[Stored records]
---+---
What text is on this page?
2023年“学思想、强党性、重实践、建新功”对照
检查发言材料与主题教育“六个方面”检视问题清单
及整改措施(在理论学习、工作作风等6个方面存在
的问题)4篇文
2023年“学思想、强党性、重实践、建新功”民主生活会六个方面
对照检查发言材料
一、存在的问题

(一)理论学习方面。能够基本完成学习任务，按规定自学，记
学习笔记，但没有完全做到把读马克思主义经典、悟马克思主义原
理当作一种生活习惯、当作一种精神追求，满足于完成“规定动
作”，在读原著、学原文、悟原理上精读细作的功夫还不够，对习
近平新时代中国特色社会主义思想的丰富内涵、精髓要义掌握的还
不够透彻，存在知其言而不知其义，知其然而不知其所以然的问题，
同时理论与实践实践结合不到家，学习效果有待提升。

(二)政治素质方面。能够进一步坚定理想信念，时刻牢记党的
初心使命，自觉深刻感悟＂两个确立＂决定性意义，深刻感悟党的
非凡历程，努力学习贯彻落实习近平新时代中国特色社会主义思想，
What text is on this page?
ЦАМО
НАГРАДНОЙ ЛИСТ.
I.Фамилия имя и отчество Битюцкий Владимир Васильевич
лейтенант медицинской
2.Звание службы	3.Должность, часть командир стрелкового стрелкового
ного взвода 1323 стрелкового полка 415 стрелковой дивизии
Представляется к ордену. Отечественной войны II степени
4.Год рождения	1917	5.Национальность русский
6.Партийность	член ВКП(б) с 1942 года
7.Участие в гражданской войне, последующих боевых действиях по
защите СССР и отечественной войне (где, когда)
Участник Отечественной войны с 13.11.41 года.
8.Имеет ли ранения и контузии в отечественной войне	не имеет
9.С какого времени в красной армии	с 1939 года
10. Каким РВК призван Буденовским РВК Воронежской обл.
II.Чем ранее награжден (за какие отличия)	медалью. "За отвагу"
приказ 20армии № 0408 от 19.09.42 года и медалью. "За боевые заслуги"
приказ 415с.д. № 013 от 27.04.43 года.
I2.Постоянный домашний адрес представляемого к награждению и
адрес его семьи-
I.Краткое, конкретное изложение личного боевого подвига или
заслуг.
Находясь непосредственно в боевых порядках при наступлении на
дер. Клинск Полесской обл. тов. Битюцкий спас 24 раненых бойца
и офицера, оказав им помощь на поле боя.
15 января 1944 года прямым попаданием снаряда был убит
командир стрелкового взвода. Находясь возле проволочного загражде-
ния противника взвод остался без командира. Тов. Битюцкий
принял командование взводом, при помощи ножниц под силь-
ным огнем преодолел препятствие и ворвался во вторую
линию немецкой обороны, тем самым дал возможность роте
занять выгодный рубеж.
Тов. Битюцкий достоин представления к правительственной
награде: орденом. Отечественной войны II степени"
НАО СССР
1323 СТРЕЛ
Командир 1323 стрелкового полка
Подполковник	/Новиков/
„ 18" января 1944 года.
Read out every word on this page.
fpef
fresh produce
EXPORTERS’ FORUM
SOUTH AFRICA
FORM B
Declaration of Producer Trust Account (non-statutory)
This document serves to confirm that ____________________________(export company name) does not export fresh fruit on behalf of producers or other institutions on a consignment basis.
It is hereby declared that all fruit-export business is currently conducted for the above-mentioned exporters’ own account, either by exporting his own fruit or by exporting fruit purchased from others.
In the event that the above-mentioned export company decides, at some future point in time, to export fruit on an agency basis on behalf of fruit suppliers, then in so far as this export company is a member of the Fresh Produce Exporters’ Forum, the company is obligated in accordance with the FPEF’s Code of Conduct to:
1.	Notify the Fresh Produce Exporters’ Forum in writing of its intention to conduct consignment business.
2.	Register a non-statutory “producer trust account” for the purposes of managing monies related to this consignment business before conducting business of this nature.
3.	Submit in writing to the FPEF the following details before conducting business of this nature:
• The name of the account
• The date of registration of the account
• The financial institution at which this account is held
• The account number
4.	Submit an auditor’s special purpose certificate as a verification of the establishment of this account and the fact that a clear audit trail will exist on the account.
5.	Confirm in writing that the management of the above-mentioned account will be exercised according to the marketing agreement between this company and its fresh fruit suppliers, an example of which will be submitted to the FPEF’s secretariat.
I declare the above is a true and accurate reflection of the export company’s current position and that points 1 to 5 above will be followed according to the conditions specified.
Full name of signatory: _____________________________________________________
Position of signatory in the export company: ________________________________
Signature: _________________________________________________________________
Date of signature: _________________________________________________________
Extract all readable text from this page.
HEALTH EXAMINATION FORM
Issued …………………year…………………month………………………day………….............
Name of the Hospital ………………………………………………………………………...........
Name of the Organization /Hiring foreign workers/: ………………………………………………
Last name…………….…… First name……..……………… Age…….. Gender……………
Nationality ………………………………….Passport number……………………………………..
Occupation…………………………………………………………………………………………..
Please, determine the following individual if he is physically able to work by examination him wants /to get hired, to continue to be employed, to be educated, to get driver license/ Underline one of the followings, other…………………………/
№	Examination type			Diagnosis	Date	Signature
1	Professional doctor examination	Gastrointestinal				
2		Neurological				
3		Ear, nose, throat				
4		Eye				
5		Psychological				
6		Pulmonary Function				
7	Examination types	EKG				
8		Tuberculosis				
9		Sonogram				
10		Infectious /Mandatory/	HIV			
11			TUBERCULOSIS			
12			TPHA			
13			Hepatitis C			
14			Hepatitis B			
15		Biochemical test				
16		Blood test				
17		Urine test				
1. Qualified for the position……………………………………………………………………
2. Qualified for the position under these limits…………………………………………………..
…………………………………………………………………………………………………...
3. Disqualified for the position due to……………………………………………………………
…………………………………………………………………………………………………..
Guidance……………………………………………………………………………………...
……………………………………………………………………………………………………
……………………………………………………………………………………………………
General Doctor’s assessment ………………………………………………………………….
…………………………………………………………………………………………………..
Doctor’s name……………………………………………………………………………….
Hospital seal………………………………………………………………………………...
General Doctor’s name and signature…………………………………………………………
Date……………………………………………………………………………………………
---+---
Your objective:
Your task is to quote the listing above word for word.

Exercise solution:
What text is on this page?
2023年“学思想、强党性、重实践、建新功”对照
检查发言材料与主题教育“六个方面”检视问题清单
及整改措施(在理论学习、工作作风等6个方面存在
的问题)4篇文
2023年“学思想、强党性、重实践、建新功”民主生活会六个方面
对照检查发言材料
一、存在的问题

(一)理论学习方面。能够基本完成学习任务，按规定自学，记
学习笔记，但没有完全做到把读马克思主义经典、悟马克思主义原
理当作一种生活习惯、当作一种精神追求，满足于完成“规定动
作”，在读原著、学原文、悟原理上精读细作的功夫还不够，对习
近平新时代中国特色社会主义思想的丰富内涵、精髓要义掌握的还
不够透彻，存在知其言而不知其义，知其然而不知其所以然的问题，
同时理论与实践实践结合不到家，学习效果有待提升。

(二)政治素质方面。能够进一步坚定理想信念，时刻牢记党的
初心使命，自觉深刻感悟＂两个确立＂决定性意义，深刻感悟党的
非凡历程，努力学习贯彻落实习近平新时代中国特色社会主义思想，
What text is on this page?
ЦАМО
НАГРАДНОЙ ЛИСТ.
I.Фамилия имя и отчество Битюцкий Владимир Васильевич
лейтенант медицинской
2.Звание службы	3.Должность, часть командир стрелкового стрелкового
ного взвода 1323 стрелкового полка 415 стрелковой дивизии
Представляется к ордену. Отечественной войны II степени
4.Год рождения	1917	5.Национальность русский
6.Партийность	член ВКП(б) с 1942 года
7.Участие в гражданской войне, последующих боевых действиях по
защите СССР и отечественной войне (где, когда)
Участник Отечественной войны с 13.11.41 года.
8.Имеет ли ранения и контузии в отечественной войне	не имеет
9.С какого времени в красной армии	с 1939 года
10. Каким РВК призван Буденовским РВК Воронежской обл.
II.Чем ранее награжден (за какие отличия)	медалью. "За отвагу"
приказ 20армии № 0408 от 19.09.42 года и медалью. "За боевые заслуги"
приказ 415с.д. № 013 от 27.04.43 года.
I2.Постоянный домашний адрес представляемого к награждению и
адрес его семьи-
I.Краткое, конкретное изложение личного боевого подвига или
заслуг.
Находясь непосредственно в боевых порядках при наступлении на
дер. Клинск Полесской обл. тов. Битюцкий спас 24 раненых бойца
и офицера, оказав им помощь на поле боя.
15 января 1944 года прямым попаданием снаряда был убит
командир стрелкового взвода. Находясь возле проволочного загражде-
ния противника взвод остался без командира. Тов. Битюцкий
принял командование взводом, при помощи ножниц под силь-
ным огнем преодолел препятствие и ворвался во вторую
линию немецкой обороны, тем самым дал возможность роте
занять выгодный рубеж.
Тов. Битюцкий достоин представления к правительственной
награде: орденом. Отечественной войны II степени"
НАО СССР
1323 СТРЕЛ
Командир 1323 стрелкового полка
Подполковник	/Новиков/
„ 18" января 1944 года.
Read out every word on this page.
fpef
fresh produce
EXPORTERS’ FORUM
SOUTH AFRICA
FORM B
Declaration of Producer Trust Account (non-statutory)
This document serves to confirm that ____________________________(export company name) does not export fresh fruit on behalf of producers or other institutions on a consignment basis.
It is hereby declared that all fruit-export business is currently conducted for the above-mentioned exporters’ own account, either by exporting his own fruit or by exporting fruit purchased from others.
In the event that the above-mentioned export company decides, at some future point in time, to export fruit on an agency basis on behalf of fruit suppliers, then in so far as this export company is a member of the Fresh Produce Exporters’ Forum, the company is obligated in accordance with the FPEF’s Code of Conduct to:
1.	Notify the Fresh Produce Exporters’ Forum in writing of its intention to conduct consignment business.
2.	Register a non-statutory “producer trust account” for the purposes of managing monies related to this consignment business before conducting business of this nature.
3.	Submit in writing to the FPEF the following details before conducting business of this nature:
• The name of the account
• The date of registration of the account
• The financial institution at which this account is held
• The account number
4.	Submit an auditor’s special purpose certificate as a verification of the establishment of this account and the fact that a clear audit trail will exist on the account.
5.	Confirm in writing that the management of the above-mentioned account will be exercised according to the marketing agreement between this company and its fresh fruit suppliers, an example of which will be submitted to the FPEF’s secretariat.
I declare the above is a true and accurate reflection of the export company’s current position and that points 1 to 5 above will be followed according to the conditions specified.
Full name of signatory: _____________________________________________________
Position of signatory in the export company: ________________________________
Signature: _________________________________________________________________
Date of signature: _________________________________________________________
Extract all readable text from this page.
HEALTH EXAMINATION FORM
Issued …………………year…………………month………………………day………….............
Name of the Hospital ………………………………………………………………………...........
Name of the Organization /Hiring foreign workers/: ………………………………………………
Last name…………….…… First name……..……………… Age…….. Gender……………
Nationality ………………………………….Passport number……………………………………..
Occupation…………………………………………………………………………………………..
Please, determine the following individual if he is physically able to work by examination him wants /to get hired, to continue to be employed, to be educated, to get driver license/ Underline one of the followings, other…………………………/
№	Examination type			Diagnosis	Date	Signature
1	Professional doctor examination	Gastrointestinal				
2		Neurological				
3		Ear, nose, throat				
4		Eye				
5		Psychological				
6		Pulmonary Function				
7	Examination types	EKG				
8		Tuberculosis				
9		Sonogram				
10		Infectious /Mandatory/	HIV			
11			TUBERCULOSIS			
12			TPHA			
13			Hepatitis C			
14			Hepatitis B			
15		Biochemical test				
16		Blood test				
17		Urine test				
1. Qualified for the position……………………………………………………………………
2. Qualified for the position under these limits…………………………………………………..
…………………………………………………………………………………………………...
3. Disqualified for the position due to……………………………………………………………
…………………………………………………………………………………………………..
Guidance……………………………………………………………………………………...
……………………………………………………………………………………………………
……………………………………………………………………………………………………
General Doctor’s assessment ………………………………………………………………….
…………………………………………………………………………………………………..
Doctor’s name……………………………………………………………………………….
Hospital seal………………………………………………………………………………...
General Doctor’s name and signature…………………………………………………………
Date……………………………………………………………………………………………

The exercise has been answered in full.